- **REQUIRED WORK**: Find every line with the word "JSON". Copy those lines.

- **INFORMATION SHOWN**:

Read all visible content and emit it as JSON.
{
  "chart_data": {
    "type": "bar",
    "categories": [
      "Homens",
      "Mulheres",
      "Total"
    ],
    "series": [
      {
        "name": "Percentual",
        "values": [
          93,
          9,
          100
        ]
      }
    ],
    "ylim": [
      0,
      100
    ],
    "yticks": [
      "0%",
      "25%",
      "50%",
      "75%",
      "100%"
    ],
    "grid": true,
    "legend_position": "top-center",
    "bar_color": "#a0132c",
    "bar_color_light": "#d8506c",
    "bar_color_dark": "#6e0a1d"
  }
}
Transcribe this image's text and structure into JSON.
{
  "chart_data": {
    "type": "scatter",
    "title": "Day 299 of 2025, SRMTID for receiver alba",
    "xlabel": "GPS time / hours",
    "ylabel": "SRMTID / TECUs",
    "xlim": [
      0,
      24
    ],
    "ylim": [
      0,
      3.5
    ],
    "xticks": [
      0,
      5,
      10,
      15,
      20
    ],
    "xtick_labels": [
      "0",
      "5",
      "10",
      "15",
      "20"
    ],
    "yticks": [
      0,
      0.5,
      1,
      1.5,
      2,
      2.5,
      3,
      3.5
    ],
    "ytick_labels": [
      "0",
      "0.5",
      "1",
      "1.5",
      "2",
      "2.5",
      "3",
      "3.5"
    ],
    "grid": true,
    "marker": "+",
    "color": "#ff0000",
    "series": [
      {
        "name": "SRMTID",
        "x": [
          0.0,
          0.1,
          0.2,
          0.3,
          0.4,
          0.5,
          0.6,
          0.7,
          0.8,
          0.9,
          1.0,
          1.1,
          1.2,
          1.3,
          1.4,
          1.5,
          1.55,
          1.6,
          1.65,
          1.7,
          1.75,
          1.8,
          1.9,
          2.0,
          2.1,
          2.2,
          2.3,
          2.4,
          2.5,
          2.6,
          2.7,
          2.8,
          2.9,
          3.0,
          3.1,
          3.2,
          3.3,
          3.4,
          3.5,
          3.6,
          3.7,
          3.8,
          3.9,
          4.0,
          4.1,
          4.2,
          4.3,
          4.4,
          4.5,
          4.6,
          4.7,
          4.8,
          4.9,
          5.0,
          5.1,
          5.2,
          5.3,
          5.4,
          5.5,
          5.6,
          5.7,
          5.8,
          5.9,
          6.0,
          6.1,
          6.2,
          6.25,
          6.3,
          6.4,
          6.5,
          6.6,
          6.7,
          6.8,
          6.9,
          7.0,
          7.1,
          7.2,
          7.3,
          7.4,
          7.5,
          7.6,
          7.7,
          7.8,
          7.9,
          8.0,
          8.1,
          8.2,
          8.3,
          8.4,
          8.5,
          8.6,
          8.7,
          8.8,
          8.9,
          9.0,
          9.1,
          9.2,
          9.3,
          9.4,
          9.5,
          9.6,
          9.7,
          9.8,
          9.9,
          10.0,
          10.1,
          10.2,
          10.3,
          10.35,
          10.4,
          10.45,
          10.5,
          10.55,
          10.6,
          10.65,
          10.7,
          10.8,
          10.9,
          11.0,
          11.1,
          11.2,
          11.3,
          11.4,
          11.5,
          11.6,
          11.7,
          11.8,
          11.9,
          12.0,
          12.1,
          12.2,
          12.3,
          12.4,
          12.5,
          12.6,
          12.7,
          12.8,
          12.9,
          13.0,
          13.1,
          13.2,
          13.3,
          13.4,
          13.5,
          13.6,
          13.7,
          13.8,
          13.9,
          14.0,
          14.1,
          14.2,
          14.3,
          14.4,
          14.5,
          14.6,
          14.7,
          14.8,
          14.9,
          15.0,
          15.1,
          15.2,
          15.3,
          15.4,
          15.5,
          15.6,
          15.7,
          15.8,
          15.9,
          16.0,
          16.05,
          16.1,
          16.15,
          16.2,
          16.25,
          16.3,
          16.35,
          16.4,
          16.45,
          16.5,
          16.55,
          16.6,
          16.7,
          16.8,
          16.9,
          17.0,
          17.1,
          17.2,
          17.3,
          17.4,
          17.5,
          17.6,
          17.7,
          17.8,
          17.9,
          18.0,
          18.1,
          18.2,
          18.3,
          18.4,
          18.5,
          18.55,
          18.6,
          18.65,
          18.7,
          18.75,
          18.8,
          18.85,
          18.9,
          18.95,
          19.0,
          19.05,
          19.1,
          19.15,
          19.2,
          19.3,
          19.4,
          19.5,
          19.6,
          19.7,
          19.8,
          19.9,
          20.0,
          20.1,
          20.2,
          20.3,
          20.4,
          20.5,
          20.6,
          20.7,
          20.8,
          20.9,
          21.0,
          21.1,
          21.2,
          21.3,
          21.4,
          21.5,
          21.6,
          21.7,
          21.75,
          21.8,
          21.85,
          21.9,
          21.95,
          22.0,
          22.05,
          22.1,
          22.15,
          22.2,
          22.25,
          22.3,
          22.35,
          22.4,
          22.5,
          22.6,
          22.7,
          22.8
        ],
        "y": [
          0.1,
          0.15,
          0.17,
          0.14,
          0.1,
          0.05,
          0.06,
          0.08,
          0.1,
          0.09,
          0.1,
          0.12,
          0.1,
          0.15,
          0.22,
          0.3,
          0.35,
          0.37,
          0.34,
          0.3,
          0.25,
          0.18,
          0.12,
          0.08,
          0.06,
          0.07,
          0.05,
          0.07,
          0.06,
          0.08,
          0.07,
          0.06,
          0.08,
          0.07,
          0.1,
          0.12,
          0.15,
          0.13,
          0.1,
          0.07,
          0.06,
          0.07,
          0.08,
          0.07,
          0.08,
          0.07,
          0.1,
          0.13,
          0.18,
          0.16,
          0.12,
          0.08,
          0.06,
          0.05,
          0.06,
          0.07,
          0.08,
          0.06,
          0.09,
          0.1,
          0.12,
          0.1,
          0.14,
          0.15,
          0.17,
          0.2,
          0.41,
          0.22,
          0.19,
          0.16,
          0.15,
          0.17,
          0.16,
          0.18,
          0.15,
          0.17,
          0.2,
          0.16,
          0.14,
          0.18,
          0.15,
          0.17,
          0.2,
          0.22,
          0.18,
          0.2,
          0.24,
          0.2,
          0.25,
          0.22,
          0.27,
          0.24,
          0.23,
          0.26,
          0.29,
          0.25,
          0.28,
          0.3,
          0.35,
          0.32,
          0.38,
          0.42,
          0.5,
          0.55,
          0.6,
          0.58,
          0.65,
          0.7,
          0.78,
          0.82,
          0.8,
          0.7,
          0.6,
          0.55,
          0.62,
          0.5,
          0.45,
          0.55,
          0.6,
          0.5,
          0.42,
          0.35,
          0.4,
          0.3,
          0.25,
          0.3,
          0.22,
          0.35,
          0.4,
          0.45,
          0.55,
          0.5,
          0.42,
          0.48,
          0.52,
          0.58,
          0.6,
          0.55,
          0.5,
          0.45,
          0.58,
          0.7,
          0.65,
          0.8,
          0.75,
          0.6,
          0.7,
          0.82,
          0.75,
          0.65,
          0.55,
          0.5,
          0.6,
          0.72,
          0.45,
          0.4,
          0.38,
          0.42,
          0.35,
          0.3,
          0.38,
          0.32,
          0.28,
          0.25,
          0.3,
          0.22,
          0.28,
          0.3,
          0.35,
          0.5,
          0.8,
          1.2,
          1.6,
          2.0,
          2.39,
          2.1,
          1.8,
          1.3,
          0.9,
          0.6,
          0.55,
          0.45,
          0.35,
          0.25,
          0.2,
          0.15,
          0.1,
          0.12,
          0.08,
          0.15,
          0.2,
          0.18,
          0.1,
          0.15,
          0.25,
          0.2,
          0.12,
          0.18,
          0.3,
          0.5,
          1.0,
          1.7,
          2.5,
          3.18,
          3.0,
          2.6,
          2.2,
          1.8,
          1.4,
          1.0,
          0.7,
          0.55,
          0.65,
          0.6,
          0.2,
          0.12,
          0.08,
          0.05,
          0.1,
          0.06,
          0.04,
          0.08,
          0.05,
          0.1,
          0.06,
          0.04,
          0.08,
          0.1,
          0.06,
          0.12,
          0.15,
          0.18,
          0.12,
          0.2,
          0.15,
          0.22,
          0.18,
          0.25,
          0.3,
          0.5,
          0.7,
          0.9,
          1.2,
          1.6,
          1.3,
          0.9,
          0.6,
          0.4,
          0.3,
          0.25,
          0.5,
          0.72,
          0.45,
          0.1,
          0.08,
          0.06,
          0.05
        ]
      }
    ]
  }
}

- **WORKED ANSWER**:
Read all visible content and emit it as JSON.
Transcribe this image's text and structure into JSON.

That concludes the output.